• [Given problem]
In the listing below, pick out lines with "into".

• [Material]
--*--

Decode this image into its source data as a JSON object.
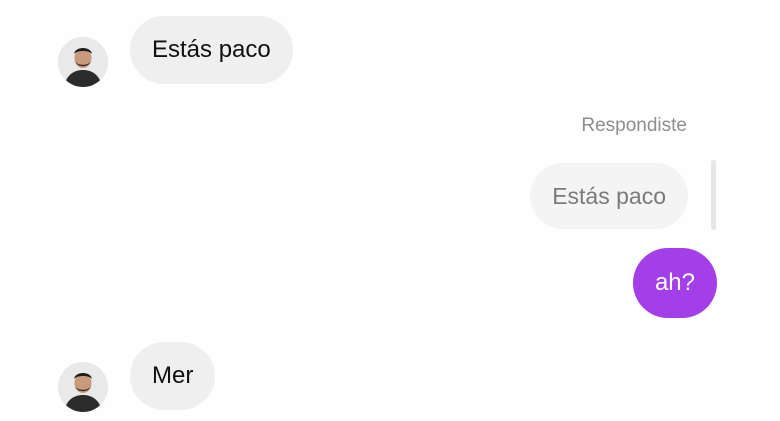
{
  "conversation": {
    "messages": [
      {
        "sender": "contact",
        "text": "Estás paco"
      },
      {
        "sender": "me",
        "reply_label": "Respondiste",
        "quoted_text": "Estás paco",
        "text": "ah?"
      },
      {
        "sender": "contact",
        "text": "Mer"
      }
    ]
  },
  "colors": {
    "outgoing_bubble": "#a23fe8",
    "incoming_bubble": "#efefef",
    "quote_bubble": "#f4f4f4",
    "reply_label": "#8e8e8e"
  },
  "icons": {
    "contact_avatar": "profile-photo"
  }
}
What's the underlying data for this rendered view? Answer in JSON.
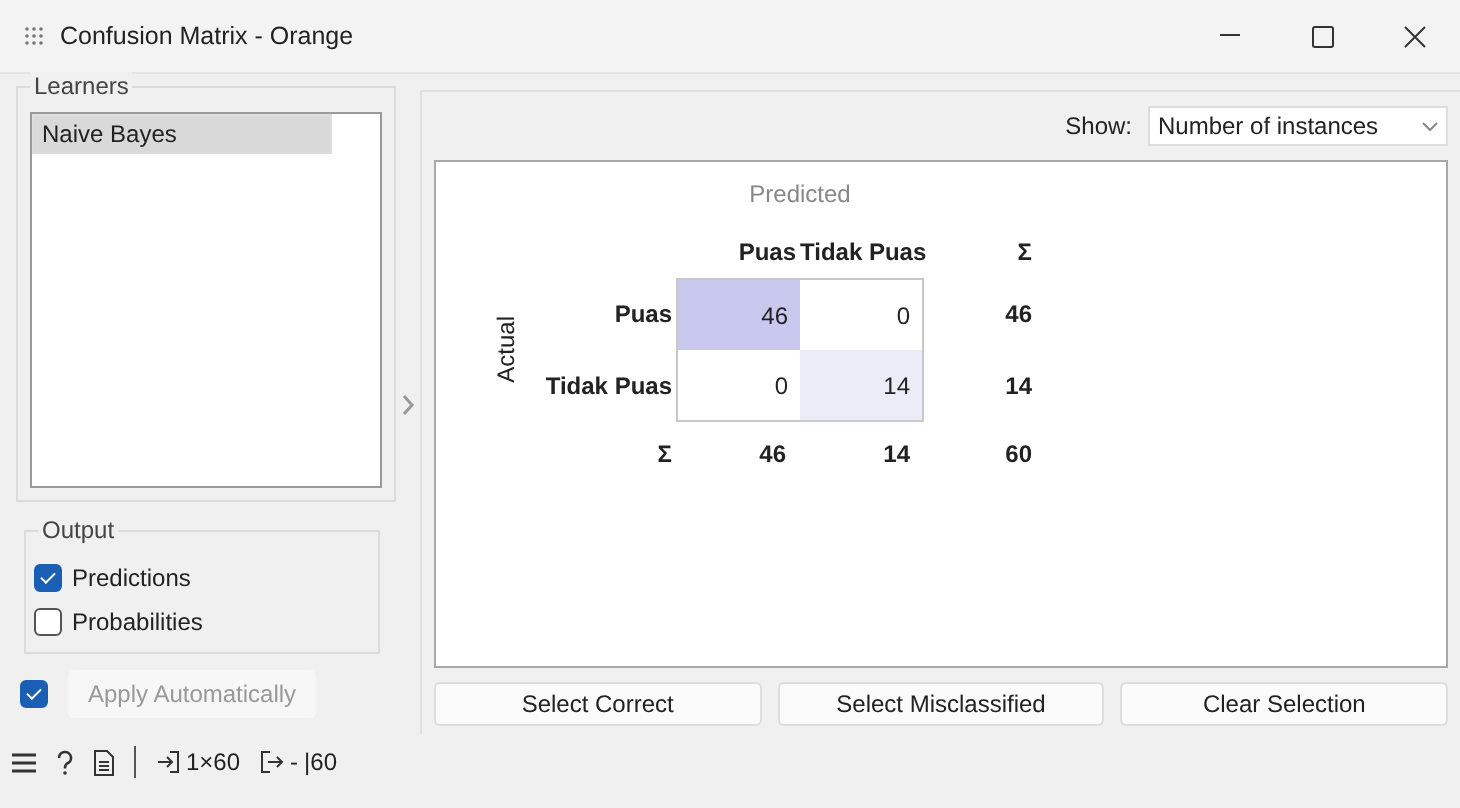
{
  "window": {
    "title": "Confusion Matrix - Orange"
  },
  "learners": {
    "title": "Learners",
    "items": [
      {
        "label": "Naive Bayes",
        "selected": true
      }
    ]
  },
  "output": {
    "title": "Output",
    "options": [
      {
        "label": "Predictions",
        "checked": true
      },
      {
        "label": "Probabilities",
        "checked": false
      }
    ]
  },
  "apply": {
    "label": "Apply Automatically",
    "checked": true,
    "disabled": true
  },
  "show": {
    "label": "Show:",
    "value": "Number of instances"
  },
  "matrix": {
    "predicted_label": "Predicted",
    "actual_label": "Actual",
    "columns": [
      "Puas",
      "Tidak Puas",
      "Σ"
    ],
    "rows": [
      {
        "label": "Puas",
        "cells": [
          {
            "value": "46",
            "color": "#c9c9ef"
          },
          {
            "value": "0",
            "color": "#ffffff"
          }
        ],
        "total": "46"
      },
      {
        "label": "Tidak Puas",
        "cells": [
          {
            "value": "0",
            "color": "#ffffff"
          },
          {
            "value": "14",
            "color": "#ececf8"
          }
        ],
        "total": "14"
      }
    ],
    "totals": {
      "label": "Σ",
      "values": [
        "46",
        "14",
        "60"
      ]
    }
  },
  "buttons": [
    "Select Correct",
    "Select Misclassified",
    "Clear Selection"
  ],
  "status_bar": {
    "input": "1×60",
    "output_dash": "-",
    "output_count": "|60"
  }
}
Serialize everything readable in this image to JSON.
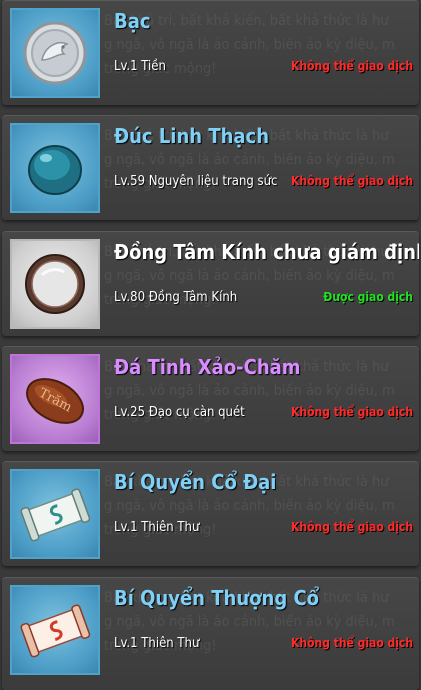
{
  "background_text": {
    "line1": "Bất khả tri, bất khả kiến, bất khả thức là hư",
    "line2": "g ngã, vô ngã là ảo cảnh, biến ảo kỳ diệu, m",
    "line3": "trong giấc mộng!"
  },
  "colors": {
    "name_blue": "#7fd0f6",
    "name_white": "#ffffff",
    "name_purple": "#d98cff",
    "untradeable": "#ff2a2a",
    "tradeable": "#22e022"
  },
  "items": [
    {
      "name": "Bạc",
      "sub": "Lv.1 Tiền",
      "status": "Không thể giao dịch",
      "icon": "silver-coin-icon"
    },
    {
      "name": "Đúc Linh Thạch",
      "sub": "Lv.59 Nguyên liệu trang sức",
      "status": "Không thể giao dịch",
      "icon": "spirit-stone-icon"
    },
    {
      "name": "Đồng Tâm Kính chưa giám định",
      "sub": "Lv.80 Đồng Tâm Kính",
      "status": "Được giao dịch",
      "icon": "mirror-icon"
    },
    {
      "name": "Đá Tinh Xảo-Chăm",
      "sub": "Lv.25 Đạo cụ càn quét",
      "status": "Không thể giao dịch",
      "icon": "seed-stone-icon",
      "stone_text": "Trăm"
    },
    {
      "name": "Bí Quyển Cổ Đại",
      "sub": "Lv.1 Thiên Thư",
      "status": "Không thể giao dịch",
      "icon": "scroll-icon"
    },
    {
      "name": "Bí Quyển Thượng Cổ",
      "sub": "Lv.1 Thiên Thư",
      "status": "Không thể giao dịch",
      "icon": "scroll-red-icon"
    }
  ]
}
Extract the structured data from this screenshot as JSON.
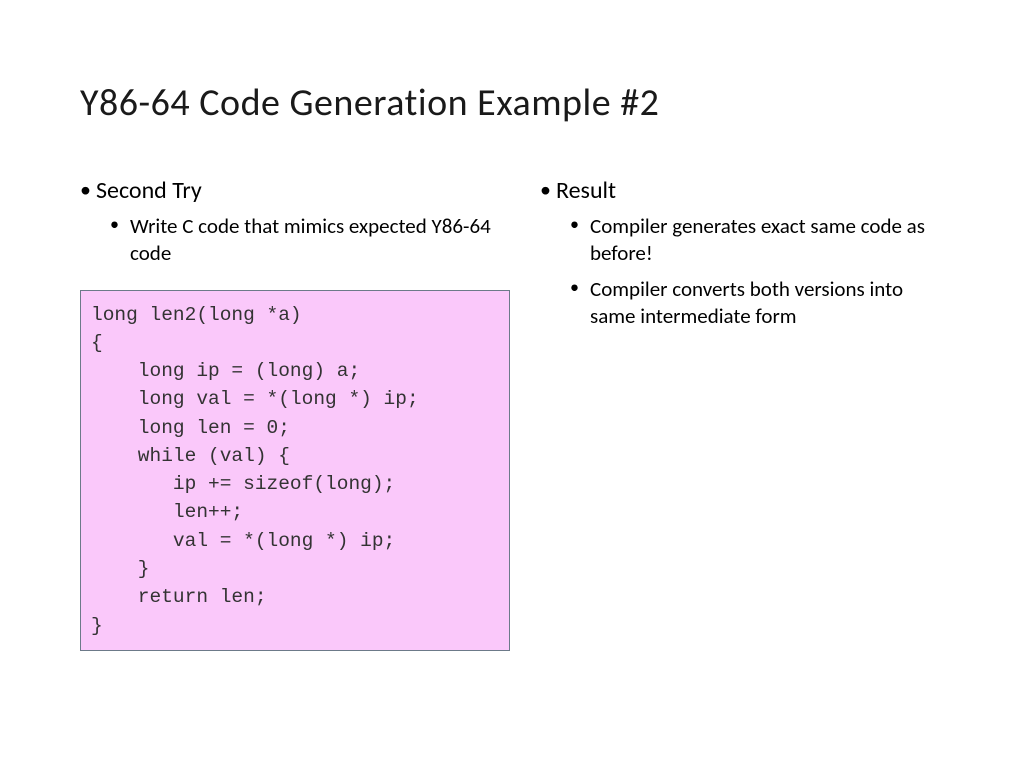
{
  "title": "Y86-64 Code Generation Example #2",
  "left": {
    "heading": "Second Try",
    "sub1": "Write C code that mimics expected Y86-64 code"
  },
  "right": {
    "heading": "Result",
    "sub1": "Compiler generates exact same code as before!",
    "sub2": "Compiler converts both versions into same intermediate form"
  },
  "code": "long len2(long *a)\n{\n    long ip = (long) a;\n    long val = *(long *) ip;\n    long len = 0;\n    while (val) {\n       ip += sizeof(long);\n       len++;\n       val = *(long *) ip;\n    }\n    return len;\n}"
}
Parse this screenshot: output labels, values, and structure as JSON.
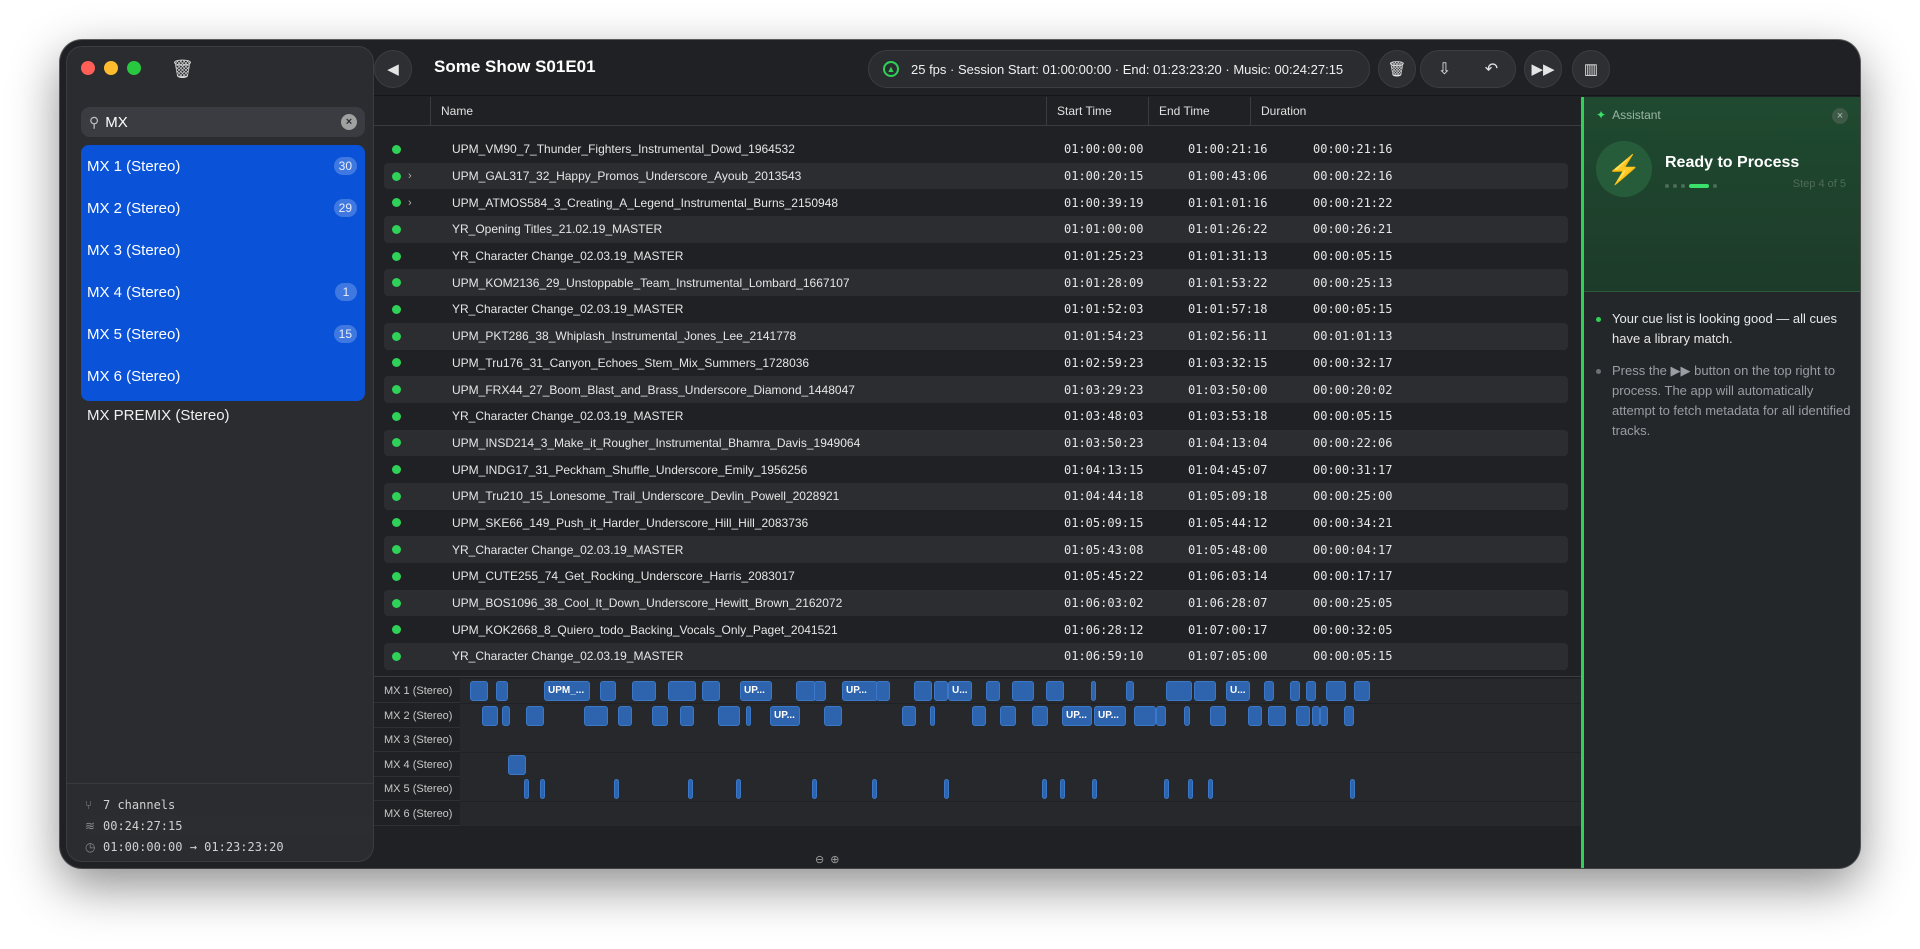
{
  "sidebar": {
    "search": {
      "value": "MX",
      "placeholder": ""
    },
    "channels": [
      {
        "label": "MX 1 (Stereo)",
        "count": "30"
      },
      {
        "label": "MX 2 (Stereo)",
        "count": "29"
      },
      {
        "label": "MX 3 (Stereo)",
        "count": ""
      },
      {
        "label": "MX 4 (Stereo)",
        "count": "1"
      },
      {
        "label": "MX 5 (Stereo)",
        "count": "15"
      },
      {
        "label": "MX 6 (Stereo)",
        "count": ""
      }
    ],
    "premix": "MX PREMIX (Stereo)",
    "footer": {
      "channels": "7 channels",
      "duration": "00:24:27:15",
      "range": "01:00:00:00 → 01:23:23:20"
    }
  },
  "toolbar": {
    "title": "Some Show S01E01",
    "status": "25 fps · Session Start: 01:00:00:00 · End: 01:23:23:20 · Music: 00:24:27:15"
  },
  "table": {
    "headers": [
      "Name",
      "Start Time",
      "End Time",
      "Duration"
    ],
    "rows": [
      [
        "UPM_VM90_7_Thunder_Fighters_Instrumental_Dowd_1964532",
        "01:00:00:00",
        "01:00:21:16",
        "00:00:21:16"
      ],
      [
        "UPM_GAL317_32_Happy_Promos_Underscore_Ayoub_2013543",
        "01:00:20:15",
        "01:00:43:06",
        "00:00:22:16"
      ],
      [
        "UPM_ATMOS584_3_Creating_A_Legend_Instrumental_Burns_2150948",
        "01:00:39:19",
        "01:01:01:16",
        "00:00:21:22"
      ],
      [
        "YR_Opening Titles_21.02.19_MASTER",
        "01:01:00:00",
        "01:01:26:22",
        "00:00:26:21"
      ],
      [
        "YR_Character Change_02.03.19_MASTER",
        "01:01:25:23",
        "01:01:31:13",
        "00:00:05:15"
      ],
      [
        "UPM_KOM2136_29_Unstoppable_Team_Instrumental_Lombard_1667107",
        "01:01:28:09",
        "01:01:53:22",
        "00:00:25:13"
      ],
      [
        "YR_Character Change_02.03.19_MASTER",
        "01:01:52:03",
        "01:01:57:18",
        "00:00:05:15"
      ],
      [
        "UPM_PKT286_38_Whiplash_Instrumental_Jones_Lee_2141778",
        "01:01:54:23",
        "01:02:56:11",
        "00:01:01:13"
      ],
      [
        "UPM_Tru176_31_Canyon_Echoes_Stem_Mix_Summers_1728036",
        "01:02:59:23",
        "01:03:32:15",
        "00:00:32:17"
      ],
      [
        "UPM_FRX44_27_Boom_Blast_and_Brass_Underscore_Diamond_1448047",
        "01:03:29:23",
        "01:03:50:00",
        "00:00:20:02"
      ],
      [
        "YR_Character Change_02.03.19_MASTER",
        "01:03:48:03",
        "01:03:53:18",
        "00:00:05:15"
      ],
      [
        "UPM_INSD214_3_Make_it_Rougher_Instrumental_Bhamra_Davis_1949064",
        "01:03:50:23",
        "01:04:13:04",
        "00:00:22:06"
      ],
      [
        "UPM_INDG17_31_Peckham_Shuffle_Underscore_Emily_1956256",
        "01:04:13:15",
        "01:04:45:07",
        "00:00:31:17"
      ],
      [
        "UPM_Tru210_15_Lonesome_Trail_Underscore_Devlin_Powell_2028921",
        "01:04:44:18",
        "01:05:09:18",
        "00:00:25:00"
      ],
      [
        "UPM_SKE66_149_Push_it_Harder_Underscore_Hill_Hill_2083736",
        "01:05:09:15",
        "01:05:44:12",
        "00:00:34:21"
      ],
      [
        "YR_Character Change_02.03.19_MASTER",
        "01:05:43:08",
        "01:05:48:00",
        "00:00:04:17"
      ],
      [
        "UPM_CUTE255_74_Get_Rocking_Underscore_Harris_2083017",
        "01:05:45:22",
        "01:06:03:14",
        "00:00:17:17"
      ],
      [
        "UPM_BOS1096_38_Cool_It_Down_Underscore_Hewitt_Brown_2162072",
        "01:06:03:02",
        "01:06:28:07",
        "00:00:25:05"
      ],
      [
        "UPM_KOK2668_8_Quiero_todo_Backing_Vocals_Only_Paget_2041521",
        "01:06:28:12",
        "01:07:00:17",
        "00:00:32:05"
      ],
      [
        "YR_Character Change_02.03.19_MASTER",
        "01:06:59:10",
        "01:07:05:00",
        "00:00:05:15"
      ]
    ]
  },
  "timeline": {
    "lanes": [
      "MX 1 (Stereo)",
      "MX 2 (Stereo)",
      "MX 3 (Stereo)",
      "MX 4 (Stereo)",
      "MX 5 (Stereo)",
      "MX 6 (Stereo)"
    ],
    "clip_label_full": "UPM_...",
    "clip_label_short": "UP...",
    "clip_label_u": "U..."
  },
  "assistant": {
    "header": "Assistant",
    "title": "Ready to Process",
    "step": "Step 4 of 5",
    "bullet_main": "Your cue list is looking good — all cues have a library match.",
    "bullet_sub": "Press the ▶▶ button on the top right to process. The app will automatically attempt to fetch metadata for all identified tracks."
  },
  "colors": {
    "accent": "#0a53d9",
    "ok": "#2fd158",
    "clip": "#2e64ad"
  }
}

--*--

• [Worked solution]
Decode this image into its source data as a JSON object.
    "sub2": "Compiler converts both versions into same intermediate form"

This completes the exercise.